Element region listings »
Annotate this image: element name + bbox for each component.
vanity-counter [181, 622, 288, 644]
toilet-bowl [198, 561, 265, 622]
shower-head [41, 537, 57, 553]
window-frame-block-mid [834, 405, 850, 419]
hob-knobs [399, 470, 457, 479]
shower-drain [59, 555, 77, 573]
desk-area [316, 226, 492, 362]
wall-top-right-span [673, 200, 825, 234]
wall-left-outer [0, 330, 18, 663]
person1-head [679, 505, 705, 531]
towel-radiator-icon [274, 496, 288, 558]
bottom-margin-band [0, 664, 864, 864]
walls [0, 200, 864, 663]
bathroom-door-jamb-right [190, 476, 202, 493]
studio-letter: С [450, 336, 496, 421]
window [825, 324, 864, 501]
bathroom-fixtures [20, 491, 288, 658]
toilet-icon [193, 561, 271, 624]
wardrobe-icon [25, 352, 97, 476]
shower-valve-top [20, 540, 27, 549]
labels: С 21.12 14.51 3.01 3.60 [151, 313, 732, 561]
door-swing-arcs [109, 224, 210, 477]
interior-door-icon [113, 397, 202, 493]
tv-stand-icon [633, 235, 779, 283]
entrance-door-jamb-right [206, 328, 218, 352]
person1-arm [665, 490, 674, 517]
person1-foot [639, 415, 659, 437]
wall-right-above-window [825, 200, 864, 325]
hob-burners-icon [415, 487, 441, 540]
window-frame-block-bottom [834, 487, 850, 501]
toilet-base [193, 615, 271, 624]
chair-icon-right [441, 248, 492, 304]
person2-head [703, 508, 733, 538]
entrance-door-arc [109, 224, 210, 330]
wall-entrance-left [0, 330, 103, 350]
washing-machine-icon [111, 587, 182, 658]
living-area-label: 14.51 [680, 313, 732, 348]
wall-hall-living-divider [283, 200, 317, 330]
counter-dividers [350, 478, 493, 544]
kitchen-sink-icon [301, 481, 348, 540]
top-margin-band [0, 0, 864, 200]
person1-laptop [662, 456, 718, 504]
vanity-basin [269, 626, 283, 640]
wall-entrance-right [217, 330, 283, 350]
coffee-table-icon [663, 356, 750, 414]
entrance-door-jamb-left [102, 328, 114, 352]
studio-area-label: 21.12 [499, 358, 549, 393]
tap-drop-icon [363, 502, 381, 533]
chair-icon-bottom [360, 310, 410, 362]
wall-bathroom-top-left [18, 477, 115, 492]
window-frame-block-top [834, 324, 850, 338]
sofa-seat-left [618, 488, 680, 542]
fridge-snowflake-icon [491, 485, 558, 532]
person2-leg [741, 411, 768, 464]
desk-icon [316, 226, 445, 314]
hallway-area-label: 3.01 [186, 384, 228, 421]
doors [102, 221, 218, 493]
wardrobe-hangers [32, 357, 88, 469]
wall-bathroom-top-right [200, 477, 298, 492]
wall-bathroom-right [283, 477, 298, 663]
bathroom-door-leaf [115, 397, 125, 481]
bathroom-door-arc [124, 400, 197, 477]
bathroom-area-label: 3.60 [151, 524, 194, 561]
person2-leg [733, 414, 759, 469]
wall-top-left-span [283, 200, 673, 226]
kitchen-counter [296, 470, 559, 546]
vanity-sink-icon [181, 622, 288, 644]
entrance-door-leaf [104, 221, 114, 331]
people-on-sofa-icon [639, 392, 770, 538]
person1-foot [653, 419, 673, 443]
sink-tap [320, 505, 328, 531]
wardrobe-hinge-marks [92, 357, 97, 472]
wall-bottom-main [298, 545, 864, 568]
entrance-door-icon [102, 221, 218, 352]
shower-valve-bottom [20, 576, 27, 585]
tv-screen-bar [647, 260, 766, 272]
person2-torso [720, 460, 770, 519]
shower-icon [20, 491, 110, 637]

Work to do » Copy out every line of the data above word for word, changing nothing.

Solution to this problem »
Annotate this image: element name + bbox for each component.
vanity-counter [181, 622, 288, 644]
toilet-bowl [198, 561, 265, 622]
shower-head [41, 537, 57, 553]
window-frame-block-mid [834, 405, 850, 419]
hob-knobs [399, 470, 457, 479]
shower-drain [59, 555, 77, 573]
desk-area [316, 226, 492, 362]
wall-top-right-span [673, 200, 825, 234]
wall-left-outer [0, 330, 18, 663]
person1-head [679, 505, 705, 531]
towel-radiator-icon [274, 496, 288, 558]
bottom-margin-band [0, 664, 864, 864]
walls [0, 200, 864, 663]
bathroom-door-jamb-right [190, 476, 202, 493]
studio-letter: С [450, 336, 496, 421]
window [825, 324, 864, 501]
bathroom-fixtures [20, 491, 288, 658]
toilet-icon [193, 561, 271, 624]
wardrobe-icon [25, 352, 97, 476]
shower-valve-top [20, 540, 27, 549]
labels: С 21.12 14.51 3.01 3.60 [151, 313, 732, 561]
door-swing-arcs [109, 224, 210, 477]
interior-door-icon [113, 397, 202, 493]
tv-stand-icon [633, 235, 779, 283]
entrance-door-jamb-right [206, 328, 218, 352]
person1-arm [665, 490, 674, 517]
person1-foot [639, 415, 659, 437]
wall-right-above-window [825, 200, 864, 325]
hob-burners-icon [415, 487, 441, 540]
window-frame-block-bottom [834, 487, 850, 501]
toilet-base [193, 615, 271, 624]
chair-icon-right [441, 248, 492, 304]
person2-head [703, 508, 733, 538]
entrance-door-arc [109, 224, 210, 330]
wall-entrance-left [0, 330, 103, 350]
washing-machine-icon [111, 587, 182, 658]
living-area-label: 14.51 [680, 313, 732, 348]
wall-hall-living-divider [283, 200, 317, 330]
counter-dividers [350, 478, 493, 544]
kitchen-sink-icon [301, 481, 348, 540]
top-margin-band [0, 0, 864, 200]
person1-laptop [662, 456, 718, 504]
vanity-basin [269, 626, 283, 640]
wall-entrance-right [217, 330, 283, 350]
coffee-table-icon [663, 356, 750, 414]
entrance-door-jamb-left [102, 328, 114, 352]
studio-area-label: 21.12 [499, 358, 549, 393]
tap-drop-icon [363, 502, 381, 533]
chair-icon-bottom [360, 310, 410, 362]
wall-bathroom-top-left [18, 477, 115, 492]
window-frame-block-top [834, 324, 850, 338]
sofa-seat-left [618, 488, 680, 542]
fridge-snowflake-icon [491, 485, 558, 532]
person2-leg [741, 411, 768, 464]
desk-icon [316, 226, 445, 314]
hallway-area-label: 3.01 [186, 384, 228, 421]
doors [102, 221, 218, 493]
wardrobe-hangers [32, 357, 88, 469]
wall-bathroom-top-right [200, 477, 298, 492]
wall-bathroom-right [283, 477, 298, 663]
bathroom-door-leaf [115, 397, 125, 481]
bathroom-door-arc [124, 400, 197, 477]
bathroom-area-label: 3.60 [151, 524, 194, 561]
person2-leg [733, 414, 759, 469]
wall-top-left-span [283, 200, 673, 226]
kitchen-counter [296, 470, 559, 546]
vanity-sink-icon [181, 622, 288, 644]
entrance-door-leaf [104, 221, 114, 331]
people-on-sofa-icon [639, 392, 770, 538]
person1-foot [653, 419, 673, 443]
sink-tap [320, 505, 328, 531]
wardrobe-hinge-marks [92, 357, 97, 472]
wall-bottom-main [298, 545, 864, 568]
entrance-door-icon [102, 221, 218, 352]
shower-valve-bottom [20, 576, 27, 585]
tv-screen-bar [647, 260, 766, 272]
person2-torso [720, 460, 770, 519]
shower-icon [20, 491, 110, 637]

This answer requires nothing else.